[Dataset items]
# # # #

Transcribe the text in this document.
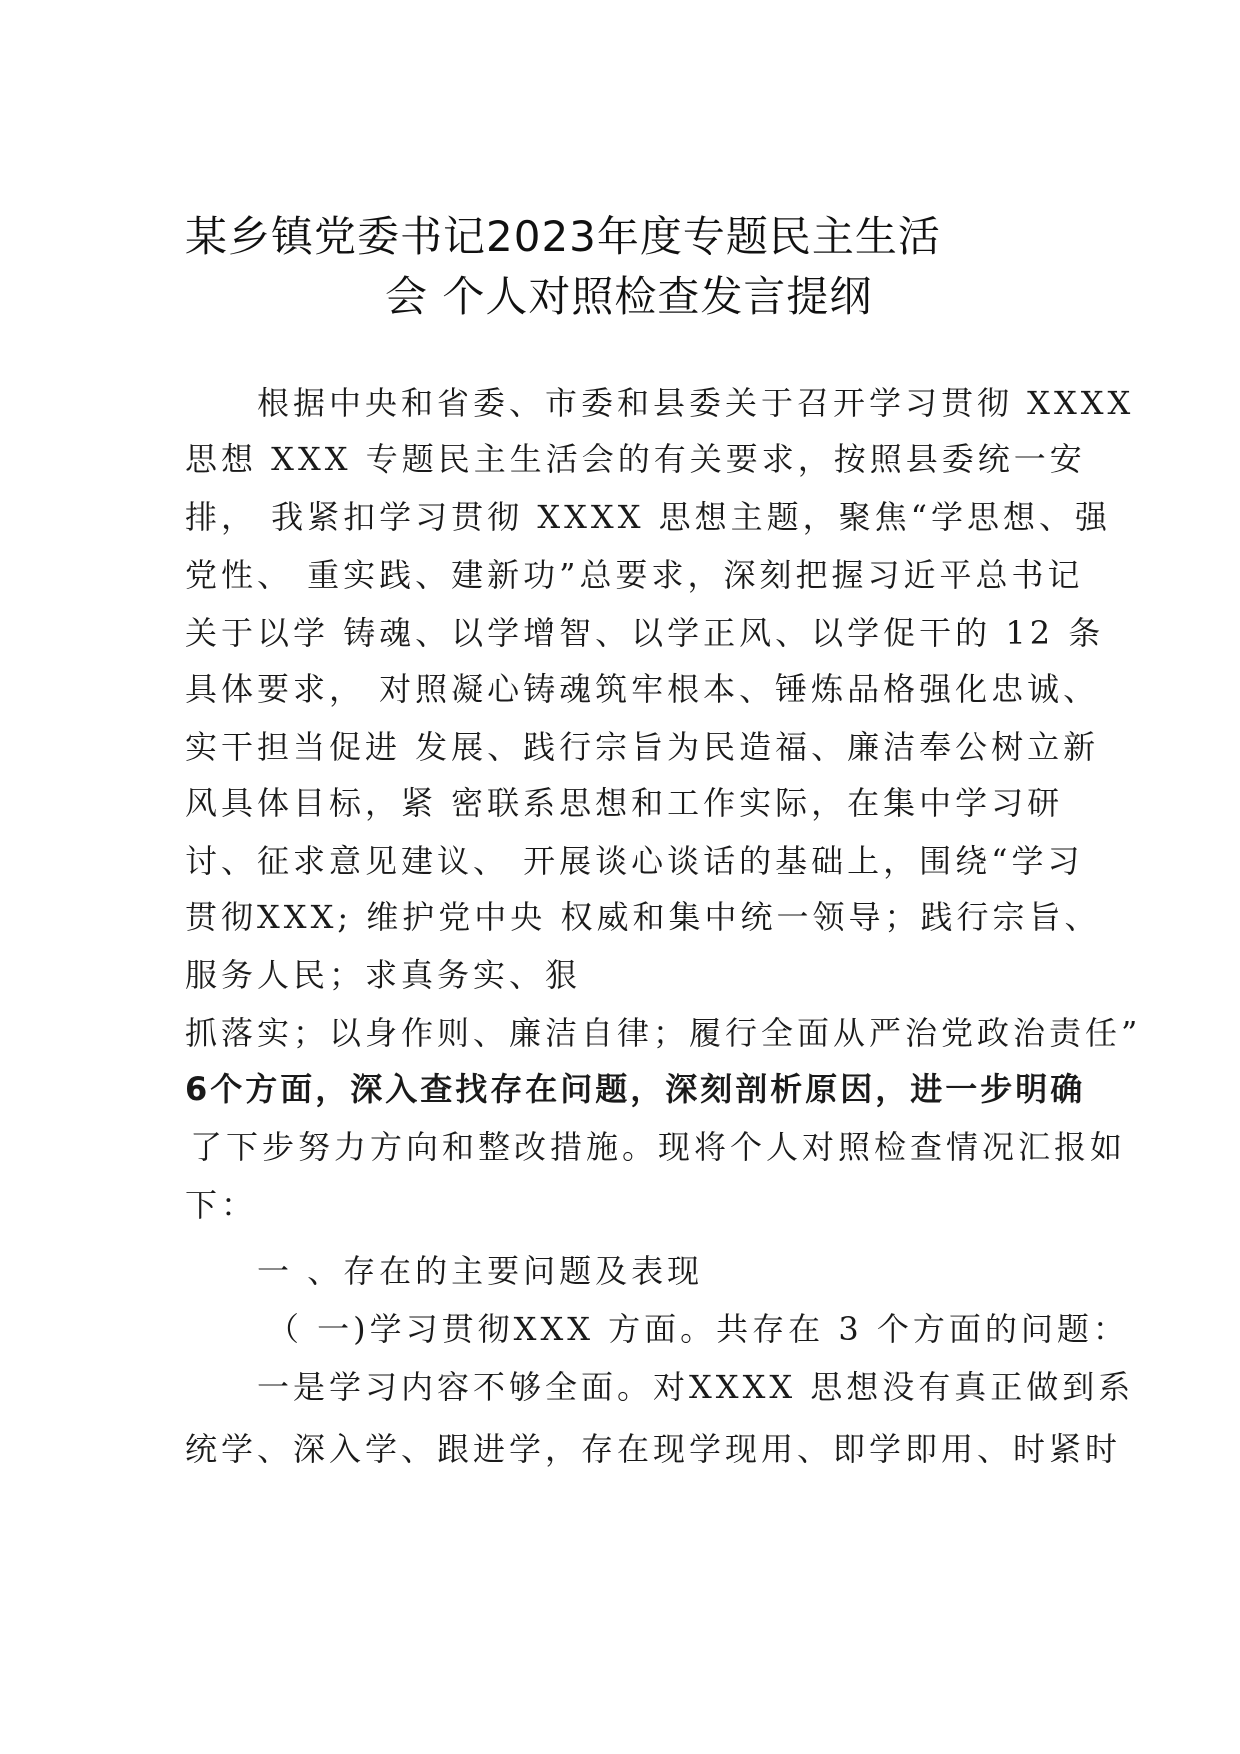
某乡镇党委书记2023年度专题民主生活
会 个人对照检查发言提纲
根据中央和省委、市委和县委关于召开学习贯彻 XXXX
思想 XXX 专题民主生活会的有关要求，按照县委统一安
排， 我紧扣学习贯彻 XXXX 思想主题，聚焦“学思想、强
党性、 重实践、建新功”总要求，深刻把握习近平总书记
关于以学 铸魂、以学增智、以学正风、以学促干的 12 条
具体要求， 对照凝心铸魂筑牢根本、锤炼品格强化忠诚、
实干担当促进 发展、践行宗旨为民造福、廉洁奉公树立新
风具体目标，紧 密联系思想和工作实际，在集中学习研
讨、征求意见建议、 开展谈心谈话的基础上，围绕“学习
贯彻XXX; 维护党中央 权威和集中统一领导；践行宗旨、
服务人民；求真务实、狠
抓落实；以身作则、廉洁自律；履行全面从严治党政治责任”
6个方面，深入查找存在问题，深刻剖析原因，进一步明确
了下步努力方向和整改措施。现将个人对照检查情况汇报如
下：
一 、存在的主要问题及表现
（ 一)学习贯彻XXX 方面。共存在 3 个方面的问题：
一是学习内容不够全面。对XXXX 思想没有真正做到系
统学、深入学、跟进学，存在现学现用、即学即用、时紧时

# # # #

Retype each entry precisely. Skip images entirely.

• _REPLY TO THE EXERCISE_:
Transcribe the text in this document.
某乡镇党委书记2023年度专题民主生活
会 个人对照检查发言提纲
根据中央和省委、市委和县委关于召开学习贯彻 XXXX
思想 XXX 专题民主生活会的有关要求，按照县委统一安
排， 我紧扣学习贯彻 XXXX 思想主题，聚焦“学思想、强
党性、 重实践、建新功”总要求，深刻把握习近平总书记
关于以学 铸魂、以学增智、以学正风、以学促干的 12 条
具体要求， 对照凝心铸魂筑牢根本、锤炼品格强化忠诚、
实干担当促进 发展、践行宗旨为民造福、廉洁奉公树立新
风具体目标，紧 密联系思想和工作实际，在集中学习研
讨、征求意见建议、 开展谈心谈话的基础上，围绕“学习
贯彻XXX; 维护党中央 权威和集中统一领导；践行宗旨、
服务人民；求真务实、狠
抓落实；以身作则、廉洁自律；履行全面从严治党政治责任”
6个方面，深入查找存在问题，深刻剖析原因，进一步明确
了下步努力方向和整改措施。现将个人对照检查情况汇报如
下：
一 、存在的主要问题及表现
（ 一)学习贯彻XXX 方面。共存在 3 个方面的问题：
一是学习内容不够全面。对XXXX 思想没有真正做到系
统学、深入学、跟进学，存在现学现用、即学即用、时紧时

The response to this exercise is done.